▶ [Goal]: In the records that follow, show each line where the word "Rice" is present.

Data entries

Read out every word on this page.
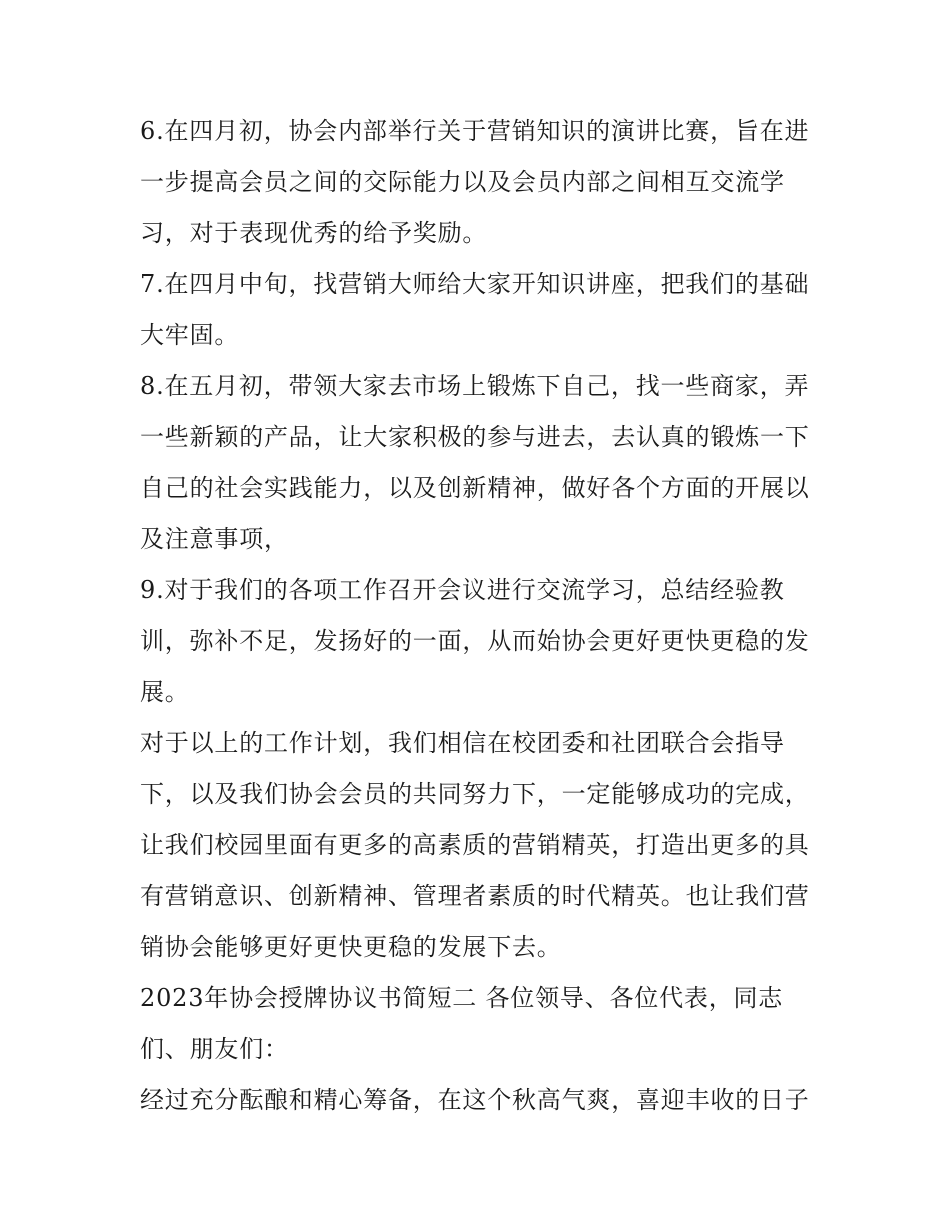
6.在四月初，协会内部举行关于营销知识的演讲比赛，旨在进
一步提高会员之间的交际能力以及会员内部之间相互交流学
习，对于表现优秀的给予奖励。
7.在四月中旬，找营销大师给大家开知识讲座，把我们的基础
大牢固。
8.在五月初，带领大家去市场上锻炼下自己，找一些商家，弄
一些新颖的产品，让大家积极的参与进去，去认真的锻炼一下
自己的社会实践能力，以及创新精神，做好各个方面的开展以
及注意事项，
9.对于我们的各项工作召开会议进行交流学习，总结经验教
训，弥补不足，发扬好的一面，从而始协会更好更快更稳的发
展。
对于以上的工作计划，我们相信在校团委和社团联合会指导
下，以及我们协会会员的共同努力下，一定能够成功的完成，
让我们校园里面有更多的高素质的营销精英，打造出更多的具
有营销意识、创新精神、管理者素质的时代精英。也让我们营
销协会能够更好更快更稳的发展下去。
2023年协会授牌协议书简短二 各位领导、各位代表，同志
们、朋友们：
经过充分酝酿和精心筹备，在这个秋高气爽，喜迎丰收的日子
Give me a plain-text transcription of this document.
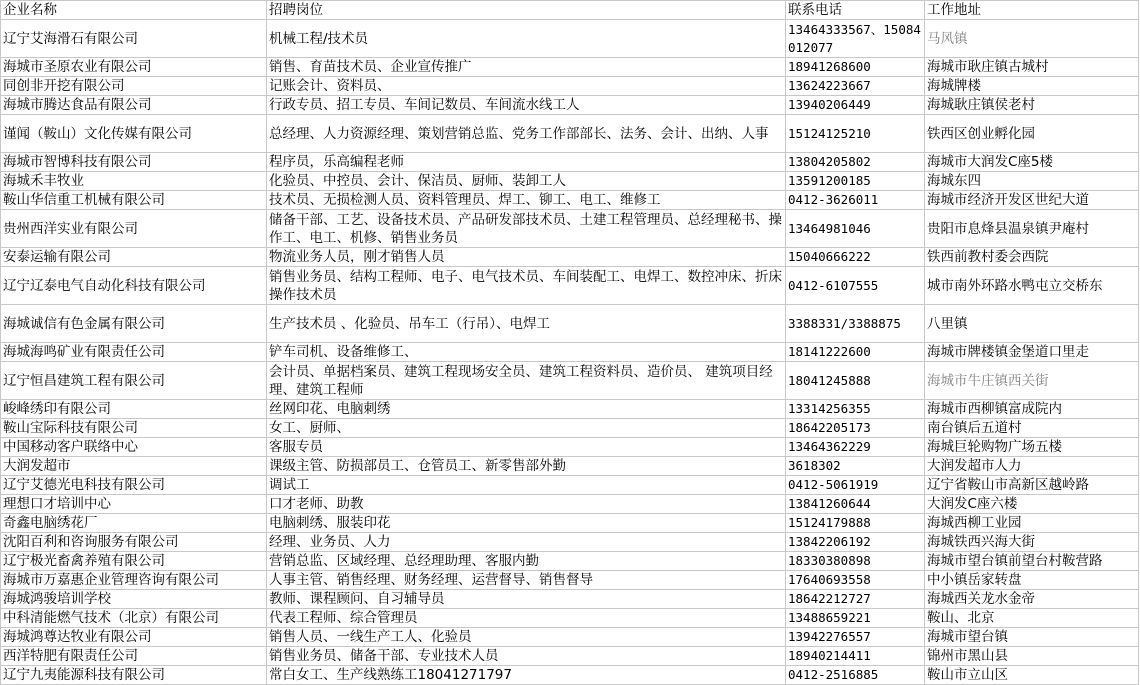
企业名称	招聘岗位	联系电话	工作地址
辽宁艾海滑石有限公司	机械工程/技术员	13464333567、15084012077	马风镇
海城市圣原农业有限公司	销售、育苗技术员、企业宣传推广	18941268600	海城市耿庄镇古城村
同创非开挖有限公司	记账会计、资料员、	13624223667	海城牌楼
海城市腾达食品有限公司	行政专员、招工专员、车间记数员、车间流水线工人	13940206449	海城耿庄镇侯老村
谨闻（鞍山）文化传媒有限公司	总经理、人力资源经理、策划营销总监、党务工作部部长、法务、会计、出纳、人事	15124125210	铁西区创业孵化园
海城市智博科技有限公司	程序员，乐高编程老师	13804205802	海城市大润发C座5楼
海城禾丰牧业	化验员、中控员、会计、保洁员、厨师、装卸工人	13591200185	海城东四
鞍山华信重工机械有限公司	技术员、无损检测人员、资料管理员、焊工、铆工、电工、维修工	0412-3626011	海城市经济开发区世纪大道
贵州西洋实业有限公司	储备干部、工艺、设备技术员、产品研发部技术员、土建工程管理员、总经理秘书、操作工、电工、机修、销售业务员	13464981046	贵阳市息烽县温泉镇尹庵村
安泰运输有限公司	物流业务人员，刚才销售人员	15040666222	铁西前教村委会西院
辽宁辽泰电气自动化科技有限公司	销售业务员、结构工程师、电子、电气技术员、车间装配工、电焊工、数控冲床、折床操作技术员	0412-6107555	城市南外环路水鸭屯立交桥东
海城诚信有色金属有限公司	生产技术员 、化验员、吊车工（行吊）、电焊工	3388331/3388875	八里镇
海城海鸣矿业有限责任公司	铲车司机、设备维修工、	18141222600	海城市牌楼镇金堡道口里走
辽宁恒昌建筑工程有限公司	会计员、单据档案员、建筑工程现场安全员、建筑工程资料员、造价员、 建筑项目经理、建筑工程师	18041245888	海城市牛庄镇西关街
峻峰绣印有限公司	丝网印花、电脑刺绣	13314256355	海城市西柳镇富成院内
鞍山宝际科技有限公司	女工、厨师、	18642205173	南台镇后五道村
中国移动客户联络中心	客服专员	13464362229	海城巨轮购物广场五楼
大润发超市	课级主管、防损部员工、仓管员工、新零售部外勤	3618302	大润发超市人力
辽宁艾德光电科技有限公司	调试工	0412-5061919	辽宁省鞍山市高新区越岭路
理想口才培训中心	口才老师、助教	13841260644	大润发C座六楼
奇鑫电脑绣花厂	电脑刺绣、服装印花	15124179888	海城西柳工业园
沈阳百利和咨询服务有限公司	经理、业务员、人力	13842206192	海城铁西兴海大街
辽宁极光畜禽养殖有限公司	营销总监、区域经理、总经理助理、客服内勤	18330380898	海城市望台镇前望台村鞍营路
海城市万嘉惠企业管理咨询有限公司	人事主管、销售经理、财务经理、运营督导、销售督导	17640693558	中小镇岳家转盘
海城鸿骏培训学校	教师、课程顾问、自习辅导员	18642212727	海城西关龙水金帝
中科清能燃气技术（北京）有限公司	代表工程师、综合管理员	13488659221	鞍山、北京
海城鸿尊达牧业有限公司	销售人员、一线生产工人、化验员	13942276557	海城市望台镇
西洋特肥有限责任公司	销售业务员、储备干部、专业技术人员	18940214411	锦州市黑山县
辽宁九夷能源科技有限公司	常白女工、生产线熟练工18041271797	0412-2516885	鞍山市立山区
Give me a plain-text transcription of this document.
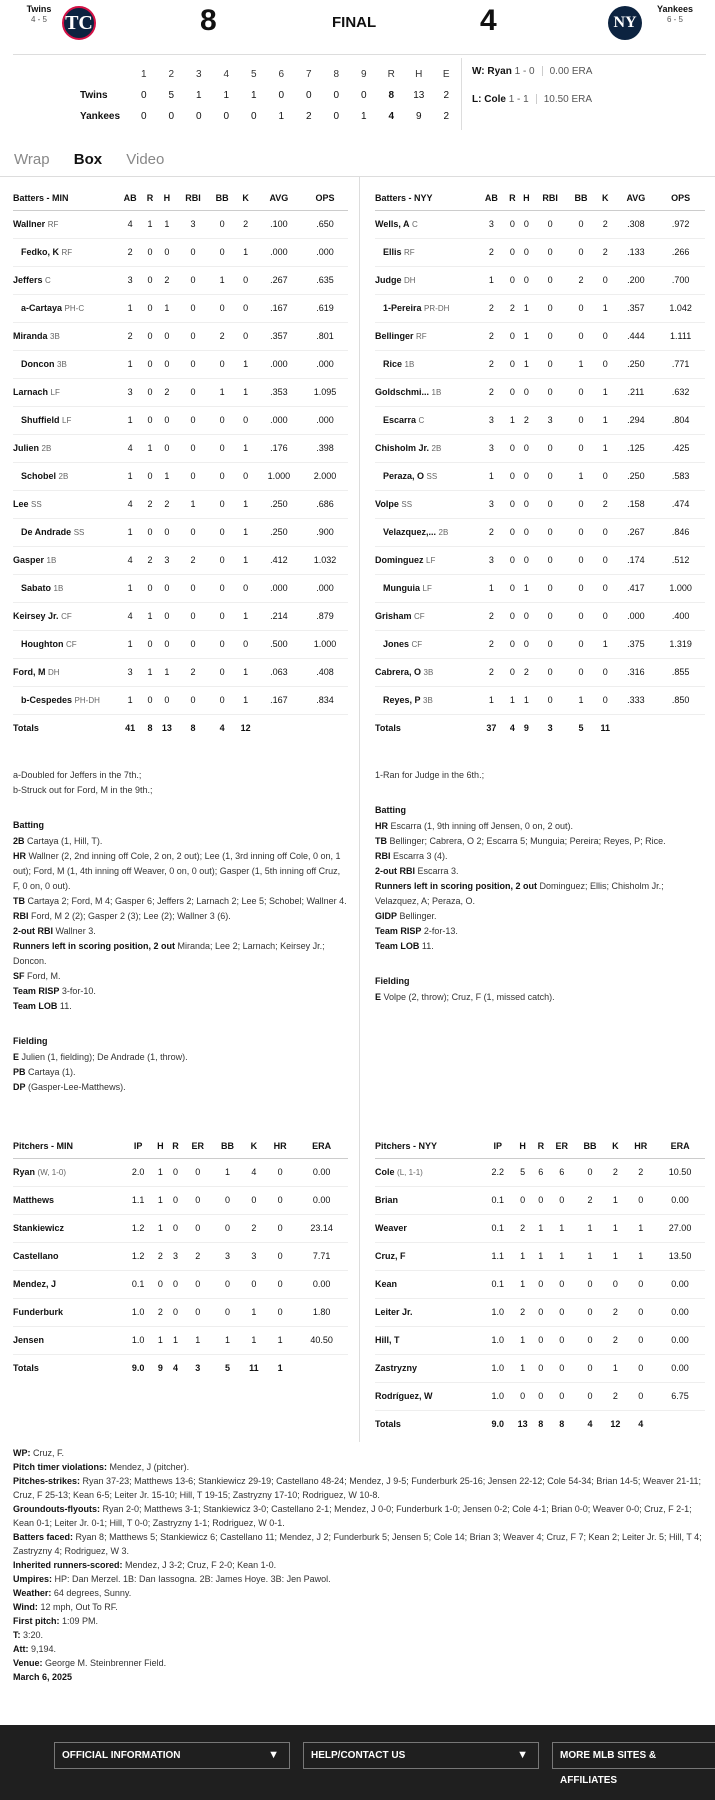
Twins
4 - 5 TC	8	FINAL	4	NY
Yankees
6 - 5
	1	2	3	4	5	6	7	8	9	R	H	E
Twins	0	5	1	1	1	0	0	0	0	8	13	2
Yankees	0	0	0	0	0	1	2	0	1	4	9	2
W: Ryan 1 - 0 0.00 ERA
L: Cole 1 - 1 10.50 ERA
Wrap Box Video
Batters - MIN	AB	R	H	RBI	BB	K	AVG	OPS
Wallner RF	4	1	1	3	0	2	.100	.650
Fedko, K RF	2	0	0	0	0	1	.000	.000
Jeffers C	3	0	2	0	1	0	.267	.635
a-Cartaya PH-C	1	0	1	0	0	0	.167	.619
Miranda 3B	2	0	0	0	2	0	.357	.801
Doncon 3B	1	0	0	0	0	1	.000	.000
Larnach LF	3	0	2	0	1	1	.353	1.095
Shuffield LF	1	0	0	0	0	0	.000	.000
Julien 2B	4	1	0	0	0	1	.176	.398
Schobel 2B	1	0	1	0	0	0	1.000	2.000
Lee SS	4	2	2	1	0	1	.250	.686
De Andrade SS	1	0	0	0	0	1	.250	.900
Gasper 1B	4	2	3	2	0	1	.412	1.032
Sabato 1B	1	0	0	0	0	0	.000	.000
Keirsey Jr. CF	4	1	0	0	0	1	.214	.879
Houghton CF	1	0	0	0	0	0	.500	1.000
Ford, M DH	3	1	1	2	0	1	.063	.408
b-Cespedes PH-DH	1	0	0	0	0	1	.167	.834
Totals	41	8	13	8	4	12		
Batters - NYY	AB	R	H	RBI	BB	K	AVG	OPS
Wells, A C	3	0	0	0	0	2	.308	.972
Ellis RF	2	0	0	0	0	2	.133	.266
Judge DH	1	0	0	0	2	0	.200	.700
1-Pereira PR-DH	2	2	1	0	0	1	.357	1.042
Bellinger RF	2	0	1	0	0	0	.444	1.111
Rice 1B	2	0	1	0	1	0	.250	.771
Goldschmi... 1B	2	0	0	0	0	1	.211	.632
Escarra C	3	1	2	3	0	1	.294	.804
Chisholm Jr. 2B	3	0	0	0	0	1	.125	.425
Peraza, O SS	1	0	0	0	1	0	.250	.583
Volpe SS	3	0	0	0	0	2	.158	.474
Velazquez,... 2B	2	0	0	0	0	0	.267	.846
Dominguez LF	3	0	0	0	0	0	.174	.512
Munguia LF	1	0	1	0	0	0	.417	1.000
Grisham CF	2	0	0	0	0	0	.000	.400
Jones CF	2	0	0	0	0	1	.375	1.319
Cabrera, O 3B	2	0	2	0	0	0	.316	.855
Reyes, P 3B	1	1	1	0	1	0	.333	.850
Totals	37	4	9	3	5	11		
a-Doubled for Jeffers in the 7th.;
b-Struck out for Ford, M in the 9th.;
Batting
2B Cartaya (1, Hill, T).
HR Wallner (2, 2nd inning off Cole, 2 on, 2 out); Lee (1, 3rd inning off Cole, 0 on, 1 out); Ford, M (1, 4th inning off Weaver, 0 on, 0 out); Gasper (1, 5th inning off Cruz, F, 0 on, 0 out).
TB Cartaya 2; Ford, M 4; Gasper 6; Jeffers 2; Larnach 2; Lee 5; Schobel; Wallner 4.
RBI Ford, M 2 (2); Gasper 2 (3); Lee (2); Wallner 3 (6).
2-out RBI Wallner 3.
Runners left in scoring position, 2 out Miranda; Lee 2; Larnach; Keirsey Jr.; Doncon.
SF Ford, M.
Team RISP 3-for-10.
Team LOB 11.
Fielding
E Julien (1, fielding); De Andrade (1, throw).
PB Cartaya (1).
DP (Gasper-Lee-Matthews).
1-Ran for Judge in the 6th.;
Batting
HR Escarra (1, 9th inning off Jensen, 0 on, 2 out).
TB Bellinger; Cabrera, O 2; Escarra 5; Munguia; Pereira; Reyes, P; Rice.
RBI Escarra 3 (4).
2-out RBI Escarra 3.
Runners left in scoring position, 2 out Dominguez; Ellis; Chisholm Jr.; Velazquez, A; Peraza, O.
GIDP Bellinger.
Team RISP 2-for-13.
Team LOB 11.
Fielding
E Volpe (2, throw); Cruz, F (1, missed catch).
Pitchers - MIN	IP	H	R	ER	BB	K	HR	ERA
Ryan (W, 1-0)	2.0	1	0	0	1	4	0	0.00
Matthews	1.1	1	0	0	0	0	0	0.00
Stankiewicz	1.2	1	0	0	0	2	0	23.14
Castellano	1.2	2	3	2	3	3	0	7.71
Mendez, J	0.1	0	0	0	0	0	0	0.00
Funderburk	1.0	2	0	0	0	1	0	1.80
Jensen	1.0	1	1	1	1	1	1	40.50
Totals	9.0	9	4	3	5	11	1	
Pitchers - NYY	IP	H	R	ER	BB	K	HR	ERA
Cole (L, 1-1)	2.2	5	6	6	0	2	2	10.50
Brian	0.1	0	0	0	2	1	0	0.00
Weaver	0.1	2	1	1	1	1	1	27.00
Cruz, F	1.1	1	1	1	1	1	1	13.50
Kean	0.1	1	0	0	0	0	0	0.00
Leiter Jr.	1.0	2	0	0	0	2	0	0.00
Hill, T	1.0	1	0	0	0	2	0	0.00
Zastryzny	1.0	1	0	0	0	1	0	0.00
Rodríguez, W	1.0	0	0	0	0	2	0	6.75
Totals	9.0	13	8	8	4	12	4	
WP: Cruz, F.
Pitch timer violations: Mendez, J (pitcher).
Pitches-strikes: Ryan 37-23; Matthews 13-6; Stankiewicz 29-19; Castellano 48-24; Mendez, J 9-5; Funderburk 25-16; Jensen 22-12; Cole 54-34; Brian 14-5; Weaver 21-11; Cruz, F 25-13; Kean 6-5; Leiter Jr. 15-10; Hill, T 19-15; Zastryzny 17-10; Rodriguez, W 10-8.
Groundouts-flyouts: Ryan 2-0; Matthews 3-1; Stankiewicz 3-0; Castellano 2-1; Mendez, J 0-0; Funderburk 1-0; Jensen 0-2; Cole 4-1; Brian 0-0; Weaver 0-0; Cruz, F 2-1; Kean 0-1; Leiter Jr. 0-1; Hill, T 0-0; Zastryzny 1-1; Rodriguez, W 0-1.
Batters faced: Ryan 8; Matthews 5; Stankiewicz 6; Castellano 11; Mendez, J 2; Funderburk 5; Jensen 5; Cole 14; Brian 3; Weaver 4; Cruz, F 7; Kean 2; Leiter Jr. 5; Hill, T 4; Zastryzny 4; Rodriguez, W 3.
Inherited runners-scored: Mendez, J 3-2; Cruz, F 2-0; Kean 1-0.
Umpires: HP: Dan Merzel. 1B: Dan Iassogna. 2B: James Hoye. 3B: Jen Pawol.
Weather: 64 degrees, Sunny.
Wind: 12 mph, Out To RF.
First pitch: 1:09 PM.
T: 3:20.
Att: 9,194.
Venue: George M. Steinbrenner Field.
March 6, 2025
OFFICIAL INFORMATION	▼	HELP/CONTACT US	▼	MORE MLB SITES & AFFILIATES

▶ [Reply]:
Rice 1B	2	0	1	0	1	0	.250	.771
TB Bellinger; Cabrera, O 2; Escarra 5; Munguia; Pereira; Reyes, P; Rice.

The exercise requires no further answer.